**DATASET EXCERPTS**:
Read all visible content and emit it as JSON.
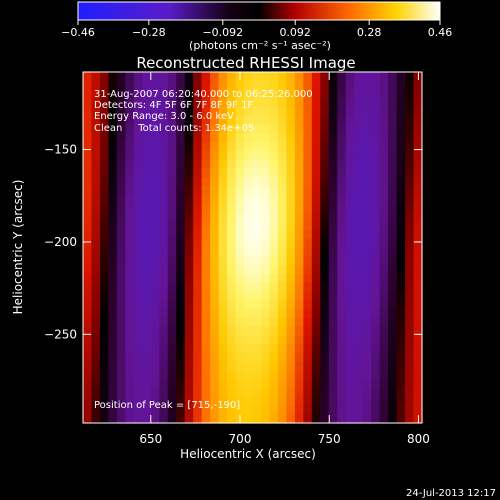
{
  "chart_data": {
    "type": "heatmap",
    "title": "Reconstructed RHESSI Image",
    "xlabel": "Heliocentric X (arcsec)",
    "ylabel": "Heliocentric Y (arcsec)",
    "xlim": [
      612,
      802
    ],
    "ylim": [
      -298,
      -108
    ],
    "x_ticks": [
      650,
      700,
      750,
      800
    ],
    "x_tick_labels": [
      "650",
      "700",
      "750",
      "800"
    ],
    "y_ticks": [
      -150,
      -200,
      -250
    ],
    "y_tick_labels": [
      "−150",
      "−200",
      "−250"
    ],
    "colorbar": {
      "range": [
        -0.46,
        0.46
      ],
      "ticks": [
        -0.46,
        -0.28,
        -0.092,
        0.092,
        0.28,
        0.46
      ],
      "tick_labels": [
        "−0.46",
        "−0.28",
        "−0.092",
        "0.092",
        "0.28",
        "0.46"
      ],
      "unit_label": "(photons cm⁻² s⁻¹ asec⁻²)"
    },
    "annotations": [
      "31-Aug-2007 06:20:40.000 to 06:25:26.000",
      "Detectors: 4F 5F 6F 7F 8F 9F 1F",
      "Energy Range: 3.0 - 6.0 keV",
      "Clean     Total counts: 1.34e+05"
    ],
    "peak_label": "Position of Peak = [715,-190]",
    "peak": {
      "x": 715,
      "y": -190
    },
    "map_model": {
      "ridge_x_at_top": 712,
      "ridge_x_at_bottom": 704,
      "ridge_width_arcsec": 34,
      "fringe_period_arcsec": 110,
      "peak_value": 0.46
    },
    "timestamp": "24-Jul-2013 12:17"
  }
}
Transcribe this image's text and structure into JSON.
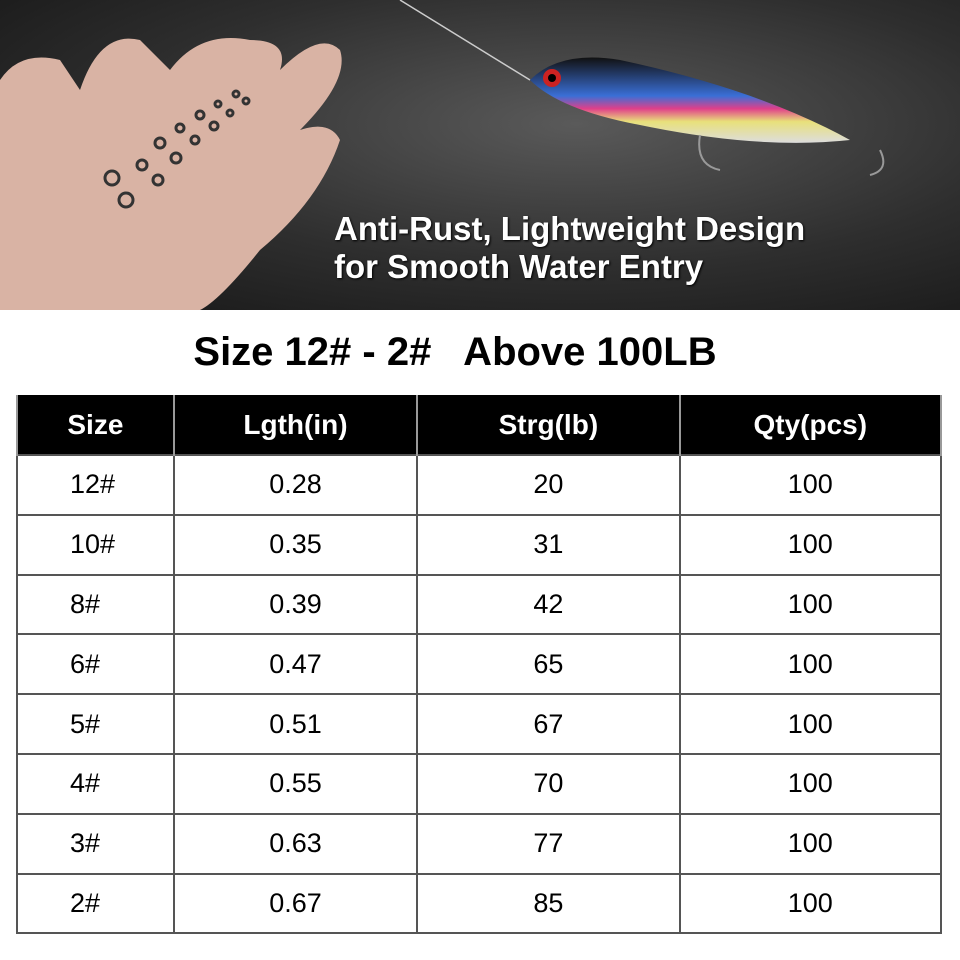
{
  "hero": {
    "caption_line1": "Anti-Rust, Lightweight Design",
    "caption_line2": "for Smooth Water Entry"
  },
  "title": "Size 12# - 2#   Above 100LB",
  "table": {
    "headers": [
      "Size",
      "Lgth(in)",
      "Strg(lb)",
      "Qty(pcs)"
    ],
    "rows": [
      [
        "12#",
        "0.28",
        "20",
        "100"
      ],
      [
        "10#",
        "0.35",
        "31",
        "100"
      ],
      [
        "8#",
        "0.39",
        "42",
        "100"
      ],
      [
        "6#",
        "0.47",
        "65",
        "100"
      ],
      [
        "5#",
        "0.51",
        "67",
        "100"
      ],
      [
        "4#",
        "0.55",
        "70",
        "100"
      ],
      [
        "3#",
        "0.63",
        "77",
        "100"
      ],
      [
        "2#",
        "0.67",
        "85",
        "100"
      ]
    ]
  }
}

**EXERCISE BRIEF**:
Locate the line containing "Transcribe this image's" in the records above, then output it and every line after it through the last, excluding pictures.

**RESULT FOR THIS TASK**:
Transcribe this image's text and structure into JSON.
{
  "hero": {
    "caption_line1": "Anti-Rust, Lightweight Design",
    "caption_line2": "for Smooth Water Entry"
  },
  "title": "Size 12# - 2#   Above 100LB",
  "table": {
    "headers": [
      "Size",
      "Lgth(in)",
      "Strg(lb)",
      "Qty(pcs)"
    ],
    "rows": [
      [
        "12#",
        "0.28",
        "20",
        "100"
      ],
      [
        "10#",
        "0.35",
        "31",
        "100"
      ],
      [
        "8#",
        "0.39",
        "42",
        "100"
      ],
      [
        "6#",
        "0.47",
        "65",
        "100"
      ],
      [
        "5#",
        "0.51",
        "67",
        "100"
      ],
      [
        "4#",
        "0.55",
        "70",
        "100"
      ],
      [
        "3#",
        "0.63",
        "77",
        "100"
      ],
      [
        "2#",
        "0.67",
        "85",
        "100"
      ]
    ]
  }
}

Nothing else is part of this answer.